### Exercise
Search the records for the word "text" and report each line that has it.

### Records to use
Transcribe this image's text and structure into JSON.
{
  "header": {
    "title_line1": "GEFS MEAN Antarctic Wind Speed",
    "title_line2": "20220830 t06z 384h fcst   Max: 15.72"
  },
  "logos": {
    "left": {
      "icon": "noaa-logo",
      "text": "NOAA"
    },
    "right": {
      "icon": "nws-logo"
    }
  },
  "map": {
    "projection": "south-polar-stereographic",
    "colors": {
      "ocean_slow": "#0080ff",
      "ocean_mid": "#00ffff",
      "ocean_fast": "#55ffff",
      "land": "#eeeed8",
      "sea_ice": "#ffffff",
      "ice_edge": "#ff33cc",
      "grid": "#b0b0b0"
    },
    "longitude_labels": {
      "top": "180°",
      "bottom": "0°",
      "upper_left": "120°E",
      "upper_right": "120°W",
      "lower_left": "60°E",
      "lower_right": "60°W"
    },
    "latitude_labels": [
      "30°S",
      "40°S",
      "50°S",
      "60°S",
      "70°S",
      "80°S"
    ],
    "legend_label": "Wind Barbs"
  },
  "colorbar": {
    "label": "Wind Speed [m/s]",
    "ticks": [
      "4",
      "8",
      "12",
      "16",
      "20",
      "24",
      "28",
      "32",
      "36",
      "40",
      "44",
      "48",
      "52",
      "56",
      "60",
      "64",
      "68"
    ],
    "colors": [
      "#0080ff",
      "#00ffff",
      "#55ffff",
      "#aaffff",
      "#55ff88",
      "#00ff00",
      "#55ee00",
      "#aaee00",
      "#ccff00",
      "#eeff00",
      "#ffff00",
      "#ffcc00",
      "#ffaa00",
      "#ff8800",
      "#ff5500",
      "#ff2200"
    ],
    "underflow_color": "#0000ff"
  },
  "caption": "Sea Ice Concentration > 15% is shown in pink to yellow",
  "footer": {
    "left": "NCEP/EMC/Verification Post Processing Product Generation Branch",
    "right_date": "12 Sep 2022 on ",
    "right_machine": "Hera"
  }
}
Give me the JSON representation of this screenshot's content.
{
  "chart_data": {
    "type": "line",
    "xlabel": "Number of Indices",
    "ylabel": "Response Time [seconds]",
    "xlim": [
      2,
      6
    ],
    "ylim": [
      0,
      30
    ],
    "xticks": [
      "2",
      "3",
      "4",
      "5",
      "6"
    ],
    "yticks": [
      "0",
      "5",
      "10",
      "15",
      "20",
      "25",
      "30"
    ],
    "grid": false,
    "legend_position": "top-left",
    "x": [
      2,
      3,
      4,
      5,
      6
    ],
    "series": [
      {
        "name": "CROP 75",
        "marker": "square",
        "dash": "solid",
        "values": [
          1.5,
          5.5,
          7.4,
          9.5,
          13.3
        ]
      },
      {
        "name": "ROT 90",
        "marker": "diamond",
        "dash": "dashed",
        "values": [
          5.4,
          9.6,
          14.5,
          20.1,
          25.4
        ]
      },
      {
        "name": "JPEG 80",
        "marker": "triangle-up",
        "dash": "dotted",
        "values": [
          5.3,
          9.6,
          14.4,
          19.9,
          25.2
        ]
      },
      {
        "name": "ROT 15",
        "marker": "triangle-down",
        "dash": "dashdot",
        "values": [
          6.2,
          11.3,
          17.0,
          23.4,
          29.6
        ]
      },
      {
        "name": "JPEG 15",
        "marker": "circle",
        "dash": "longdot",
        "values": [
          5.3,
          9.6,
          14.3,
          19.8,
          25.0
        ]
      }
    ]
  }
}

### Written response
Transcribe this image's text and structure into JSON.
      "text": "NOAA"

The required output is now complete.